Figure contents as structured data
--- start ---

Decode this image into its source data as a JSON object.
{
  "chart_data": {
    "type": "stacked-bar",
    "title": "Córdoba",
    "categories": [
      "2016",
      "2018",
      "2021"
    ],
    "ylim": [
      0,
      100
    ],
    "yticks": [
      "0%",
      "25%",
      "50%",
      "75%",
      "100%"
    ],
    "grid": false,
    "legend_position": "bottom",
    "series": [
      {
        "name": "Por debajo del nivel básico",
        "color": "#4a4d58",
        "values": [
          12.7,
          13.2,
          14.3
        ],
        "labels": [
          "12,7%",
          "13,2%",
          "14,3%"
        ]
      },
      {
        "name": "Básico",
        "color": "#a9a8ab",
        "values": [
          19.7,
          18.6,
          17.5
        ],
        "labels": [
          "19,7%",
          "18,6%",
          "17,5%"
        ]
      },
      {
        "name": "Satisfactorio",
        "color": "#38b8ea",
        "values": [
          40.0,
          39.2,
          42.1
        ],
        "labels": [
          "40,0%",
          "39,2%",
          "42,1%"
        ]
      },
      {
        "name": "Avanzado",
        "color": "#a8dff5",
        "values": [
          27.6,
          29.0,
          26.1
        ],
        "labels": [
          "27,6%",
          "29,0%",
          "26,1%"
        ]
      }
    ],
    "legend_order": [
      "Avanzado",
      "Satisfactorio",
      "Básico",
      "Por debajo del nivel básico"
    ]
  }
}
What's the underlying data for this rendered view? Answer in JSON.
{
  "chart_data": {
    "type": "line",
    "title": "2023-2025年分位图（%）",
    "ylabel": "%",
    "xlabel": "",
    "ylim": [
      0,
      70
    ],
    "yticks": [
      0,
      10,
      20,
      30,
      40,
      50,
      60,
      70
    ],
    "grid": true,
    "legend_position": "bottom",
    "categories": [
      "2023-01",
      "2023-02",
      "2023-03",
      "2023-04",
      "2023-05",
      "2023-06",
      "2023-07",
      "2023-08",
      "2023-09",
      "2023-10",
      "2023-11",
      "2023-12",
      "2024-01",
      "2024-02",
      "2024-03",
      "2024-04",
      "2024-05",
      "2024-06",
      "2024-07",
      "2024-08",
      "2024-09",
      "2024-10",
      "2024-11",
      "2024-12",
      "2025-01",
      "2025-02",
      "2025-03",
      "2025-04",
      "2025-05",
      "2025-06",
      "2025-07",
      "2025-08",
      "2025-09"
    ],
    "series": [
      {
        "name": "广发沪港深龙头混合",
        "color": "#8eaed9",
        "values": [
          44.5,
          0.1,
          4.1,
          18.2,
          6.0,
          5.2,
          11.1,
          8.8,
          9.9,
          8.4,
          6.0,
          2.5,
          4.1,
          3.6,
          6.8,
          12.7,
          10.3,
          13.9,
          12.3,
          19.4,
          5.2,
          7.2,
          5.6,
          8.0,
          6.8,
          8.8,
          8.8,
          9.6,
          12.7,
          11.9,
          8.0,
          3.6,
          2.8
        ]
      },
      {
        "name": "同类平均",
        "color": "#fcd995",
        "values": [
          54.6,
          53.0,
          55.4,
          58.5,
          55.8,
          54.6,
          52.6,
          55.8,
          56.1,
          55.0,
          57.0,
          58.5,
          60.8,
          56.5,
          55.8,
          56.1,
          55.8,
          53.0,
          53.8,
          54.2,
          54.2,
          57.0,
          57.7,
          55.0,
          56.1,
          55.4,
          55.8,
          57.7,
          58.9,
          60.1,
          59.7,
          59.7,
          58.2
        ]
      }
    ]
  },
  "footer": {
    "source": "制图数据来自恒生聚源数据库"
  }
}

--- end ---

> **Problem statement**: Repeat the preceding lines exactly, please, every one of them.

> **Complete output**:
Decode this image into its source data as a JSON object.
{
  "chart_data": {
    "type": "stacked-bar",
    "title": "Córdoba",
    "categories": [
      "2016",
      "2018",
      "2021"
    ],
    "ylim": [
      0,
      100
    ],
    "yticks": [
      "0%",
      "25%",
      "50%",
      "75%",
      "100%"
    ],
    "grid": false,
    "legend_position": "bottom",
    "series": [
      {
        "name": "Por debajo del nivel básico",
        "color": "#4a4d58",
        "values": [
          12.7,
          13.2,
          14.3
        ],
        "labels": [
          "12,7%",
          "13,2%",
          "14,3%"
        ]
      },
      {
        "name": "Básico",
        "color": "#a9a8ab",
        "values": [
          19.7,
          18.6,
          17.5
        ],
        "labels": [
          "19,7%",
          "18,6%",
          "17,5%"
        ]
      },
      {
        "name": "Satisfactorio",
        "color": "#38b8ea",
        "values": [
          40.0,
          39.2,
          42.1
        ],
        "labels": [
          "40,0%",
          "39,2%",
          "42,1%"
        ]
      },
      {
        "name": "Avanzado",
        "color": "#a8dff5",
        "values": [
          27.6,
          29.0,
          26.1
        ],
        "labels": [
          "27,6%",
          "29,0%",
          "26,1%"
        ]
      }
    ],
    "legend_order": [
      "Avanzado",
      "Satisfactorio",
      "Básico",
      "Por debajo del nivel básico"
    ]
  }
}
What's the underlying data for this rendered view? Answer in JSON.
{
  "chart_data": {
    "type": "line",
    "title": "2023-2025年分位图（%）",
    "ylabel": "%",
    "xlabel": "",
    "ylim": [
      0,
      70
    ],
    "yticks": [
      0,
      10,
      20,
      30,
      40,
      50,
      60,
      70
    ],
    "grid": true,
    "legend_position": "bottom",
    "categories": [
      "2023-01",
      "2023-02",
      "2023-03",
      "2023-04",
      "2023-05",
      "2023-06",
      "2023-07",
      "2023-08",
      "2023-09",
      "2023-10",
      "2023-11",
      "2023-12",
      "2024-01",
      "2024-02",
      "2024-03",
      "2024-04",
      "2024-05",
      "2024-06",
      "2024-07",
      "2024-08",
      "2024-09",
      "2024-10",
      "2024-11",
      "2024-12",
      "2025-01",
      "2025-02",
      "2025-03",
      "2025-04",
      "2025-05",
      "2025-06",
      "2025-07",
      "2025-08",
      "2025-09"
    ],
    "series": [
      {
        "name": "广发沪港深龙头混合",
        "color": "#8eaed9",
        "values": [
          44.5,
          0.1,
          4.1,
          18.2,
          6.0,
          5.2,
          11.1,
          8.8,
          9.9,
          8.4,
          6.0,
          2.5,
          4.1,
          3.6,
          6.8,
          12.7,
          10.3,
          13.9,
          12.3,
          19.4,
          5.2,
          7.2,
          5.6,
          8.0,
          6.8,
          8.8,
          8.8,
          9.6,
          12.7,
          11.9,
          8.0,
          3.6,
          2.8
        ]
      },
      {
        "name": "同类平均",
        "color": "#fcd995",
        "values": [
          54.6,
          53.0,
          55.4,
          58.5,
          55.8,
          54.6,
          52.6,
          55.8,
          56.1,
          55.0,
          57.0,
          58.5,
          60.8,
          56.5,
          55.8,
          56.1,
          55.8,
          53.0,
          53.8,
          54.2,
          54.2,
          57.0,
          57.7,
          55.0,
          56.1,
          55.4,
          55.8,
          57.7,
          58.9,
          60.1,
          59.7,
          59.7,
          58.2
        ]
      }
    ]
  },
  "footer": {
    "source": "制图数据来自恒生聚源数据库"
  }
}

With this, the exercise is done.